--- Supplied text Enclosed Below ---

Sandwiches

A sandwich is a food typically consisting of vegetables, sliced cheese or meat, placed on or between slices of bread, or more generally any dish wherein two or more pieces of bread serve as a container or wrapper for another food type. The sandwich began as a portable finger food in the Western world, though over time it has become prevalent worldwide.

Sandwiches are a popular type of lunch food, taken to work, school, or picnics to be eaten as part of a packed lunch. The bread can be either plain, or coated with condiments such as mayonnaise or mustard, to enhance its flavour and texture. As well as being homemade, sandwiches are also widely sold in restaurants and can be served hot or cold There are both savoury sandwiches, such as deli meat sandwiches, and sweet sandwiches, such as a peanut butter and jelly sandwich.

The sandwich is considered to have been named after John Montagu, 4th Earl of Sandwich, the inventor, it is claimed, of this food combination.The Wall Street Journal has described it as Britain’s “biggest contribution to gastronomy”.

The modern concept of a sandwich using slices of bread as found within the West can arguably be traced to 18th century Europe. However, the use of some kind of bread or bread-like substance to lie under (or under and over) some other food, or used to scoop up and enclose or wrap some other type of food, long predates the eighteenth century, and is found in numerous much older cultures worldwide.

--- End of Enclosed Supplied text ---
--- Dataset records Enclosed Below ---

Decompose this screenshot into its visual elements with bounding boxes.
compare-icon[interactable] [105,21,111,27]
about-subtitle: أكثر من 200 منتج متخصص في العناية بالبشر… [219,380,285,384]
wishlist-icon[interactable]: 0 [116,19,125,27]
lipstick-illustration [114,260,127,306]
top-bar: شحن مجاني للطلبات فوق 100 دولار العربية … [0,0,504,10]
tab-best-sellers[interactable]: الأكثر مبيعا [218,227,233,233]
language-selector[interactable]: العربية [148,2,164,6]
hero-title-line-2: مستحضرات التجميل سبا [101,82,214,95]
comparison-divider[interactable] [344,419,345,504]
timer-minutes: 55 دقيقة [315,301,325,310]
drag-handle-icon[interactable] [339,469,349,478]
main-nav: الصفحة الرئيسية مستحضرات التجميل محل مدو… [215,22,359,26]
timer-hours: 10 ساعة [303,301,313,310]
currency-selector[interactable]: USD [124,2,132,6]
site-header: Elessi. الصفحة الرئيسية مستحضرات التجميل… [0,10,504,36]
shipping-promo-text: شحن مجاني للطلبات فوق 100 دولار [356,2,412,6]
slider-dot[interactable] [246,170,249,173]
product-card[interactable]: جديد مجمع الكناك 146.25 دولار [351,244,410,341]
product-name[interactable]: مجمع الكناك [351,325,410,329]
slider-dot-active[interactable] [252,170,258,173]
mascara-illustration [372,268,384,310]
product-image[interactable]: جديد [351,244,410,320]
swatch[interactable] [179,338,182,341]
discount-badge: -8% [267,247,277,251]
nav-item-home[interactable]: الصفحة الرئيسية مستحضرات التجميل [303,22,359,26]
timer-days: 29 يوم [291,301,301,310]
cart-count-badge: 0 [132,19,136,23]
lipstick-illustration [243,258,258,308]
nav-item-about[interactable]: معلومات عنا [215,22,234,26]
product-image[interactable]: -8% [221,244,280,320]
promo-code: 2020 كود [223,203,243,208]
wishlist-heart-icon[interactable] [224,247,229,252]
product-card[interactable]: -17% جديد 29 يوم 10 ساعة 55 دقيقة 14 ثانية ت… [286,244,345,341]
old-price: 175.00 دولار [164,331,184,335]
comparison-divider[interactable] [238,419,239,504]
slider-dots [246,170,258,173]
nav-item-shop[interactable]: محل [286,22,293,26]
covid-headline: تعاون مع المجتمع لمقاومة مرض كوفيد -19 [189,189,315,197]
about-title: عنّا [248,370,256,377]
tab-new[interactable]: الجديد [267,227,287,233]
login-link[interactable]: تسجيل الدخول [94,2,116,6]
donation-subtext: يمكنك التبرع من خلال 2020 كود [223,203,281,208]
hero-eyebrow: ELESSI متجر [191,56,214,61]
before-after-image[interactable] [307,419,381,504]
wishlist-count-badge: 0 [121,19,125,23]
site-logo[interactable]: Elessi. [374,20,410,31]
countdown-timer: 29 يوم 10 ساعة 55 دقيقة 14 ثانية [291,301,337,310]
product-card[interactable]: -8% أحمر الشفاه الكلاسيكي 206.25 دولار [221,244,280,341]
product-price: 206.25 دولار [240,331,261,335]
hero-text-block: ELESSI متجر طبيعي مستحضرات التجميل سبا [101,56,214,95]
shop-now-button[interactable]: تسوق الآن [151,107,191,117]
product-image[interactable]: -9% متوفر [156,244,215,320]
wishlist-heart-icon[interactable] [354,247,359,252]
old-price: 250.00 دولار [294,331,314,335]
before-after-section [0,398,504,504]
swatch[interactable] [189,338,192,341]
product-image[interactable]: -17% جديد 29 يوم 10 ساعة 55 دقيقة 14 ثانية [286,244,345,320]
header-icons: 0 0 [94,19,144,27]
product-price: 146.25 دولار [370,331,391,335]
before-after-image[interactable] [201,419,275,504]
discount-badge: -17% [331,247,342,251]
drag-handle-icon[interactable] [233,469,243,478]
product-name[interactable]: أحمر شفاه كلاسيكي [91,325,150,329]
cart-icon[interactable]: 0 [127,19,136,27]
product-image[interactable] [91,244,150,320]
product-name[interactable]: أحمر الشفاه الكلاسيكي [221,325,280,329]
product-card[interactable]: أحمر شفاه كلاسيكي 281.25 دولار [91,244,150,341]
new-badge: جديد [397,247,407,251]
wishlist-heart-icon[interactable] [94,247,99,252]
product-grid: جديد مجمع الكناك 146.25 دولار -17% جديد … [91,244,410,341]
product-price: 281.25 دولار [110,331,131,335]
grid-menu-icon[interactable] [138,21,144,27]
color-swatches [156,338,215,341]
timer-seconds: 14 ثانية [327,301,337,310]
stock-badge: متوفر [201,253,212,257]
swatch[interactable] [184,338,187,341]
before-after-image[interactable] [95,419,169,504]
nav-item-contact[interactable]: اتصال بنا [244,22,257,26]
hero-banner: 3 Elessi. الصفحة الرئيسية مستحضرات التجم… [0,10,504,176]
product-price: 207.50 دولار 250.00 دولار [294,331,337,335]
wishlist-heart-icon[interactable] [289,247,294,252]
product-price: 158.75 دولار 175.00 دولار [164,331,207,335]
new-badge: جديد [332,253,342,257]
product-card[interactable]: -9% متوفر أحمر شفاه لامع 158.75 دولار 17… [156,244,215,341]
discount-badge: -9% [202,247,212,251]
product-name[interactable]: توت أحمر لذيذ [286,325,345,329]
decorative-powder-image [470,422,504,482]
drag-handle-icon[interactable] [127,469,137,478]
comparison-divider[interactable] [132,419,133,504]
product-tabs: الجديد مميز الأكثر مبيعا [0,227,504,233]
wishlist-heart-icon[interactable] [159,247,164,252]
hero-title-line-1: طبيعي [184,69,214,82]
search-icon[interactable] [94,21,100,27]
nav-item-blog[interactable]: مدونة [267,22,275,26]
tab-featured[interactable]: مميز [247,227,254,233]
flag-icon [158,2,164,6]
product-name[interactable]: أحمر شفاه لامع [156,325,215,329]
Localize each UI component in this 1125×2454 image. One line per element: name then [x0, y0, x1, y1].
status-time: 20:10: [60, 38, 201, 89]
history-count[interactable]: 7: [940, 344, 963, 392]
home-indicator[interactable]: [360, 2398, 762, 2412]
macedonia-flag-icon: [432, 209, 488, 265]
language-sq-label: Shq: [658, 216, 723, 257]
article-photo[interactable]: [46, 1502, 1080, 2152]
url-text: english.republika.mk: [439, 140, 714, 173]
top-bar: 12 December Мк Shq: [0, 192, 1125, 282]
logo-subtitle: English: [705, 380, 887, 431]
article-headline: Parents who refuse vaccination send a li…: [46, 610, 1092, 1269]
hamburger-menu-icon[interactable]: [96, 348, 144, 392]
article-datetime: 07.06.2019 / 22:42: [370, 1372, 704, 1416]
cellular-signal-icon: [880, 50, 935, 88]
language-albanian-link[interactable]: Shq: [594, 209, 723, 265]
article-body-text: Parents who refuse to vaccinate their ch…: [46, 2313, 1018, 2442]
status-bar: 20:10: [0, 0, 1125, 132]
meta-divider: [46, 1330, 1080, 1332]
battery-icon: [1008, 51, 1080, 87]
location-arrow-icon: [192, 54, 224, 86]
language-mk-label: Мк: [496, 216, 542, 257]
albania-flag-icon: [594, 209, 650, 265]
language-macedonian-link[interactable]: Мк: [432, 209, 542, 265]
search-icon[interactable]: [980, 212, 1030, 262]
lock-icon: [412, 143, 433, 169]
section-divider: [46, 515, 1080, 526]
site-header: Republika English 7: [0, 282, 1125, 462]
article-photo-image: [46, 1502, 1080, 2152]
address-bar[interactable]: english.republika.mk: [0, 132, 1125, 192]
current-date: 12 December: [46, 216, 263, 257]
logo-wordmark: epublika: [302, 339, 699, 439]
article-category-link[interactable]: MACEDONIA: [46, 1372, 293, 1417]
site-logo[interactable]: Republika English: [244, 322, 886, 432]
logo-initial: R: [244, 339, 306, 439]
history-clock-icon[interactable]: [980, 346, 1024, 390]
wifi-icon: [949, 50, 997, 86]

--- End of Enclosed Dataset records ---

Task item:
Using the sandwich text, say yes or no to each statement and quote the words that decide it.
1. Sandwiches can be served hot or cold.
2. The sandwich started out as a portable finger food in Asia.
3. The modern idea of a sandwich made with slices of bread can be traced to 17th century Europe.
The entries have nothing to do with this exercise.

Answer:
1. Yes: "sandwiches are also widely sold in restaurants and can be served hot or cold"
2. No: "The sandwich began as a portable finger food in the Western world"
3. No: "The modern concept of a sandwich using slices of bread as found within the West can arguably be traced to 18th century Europe."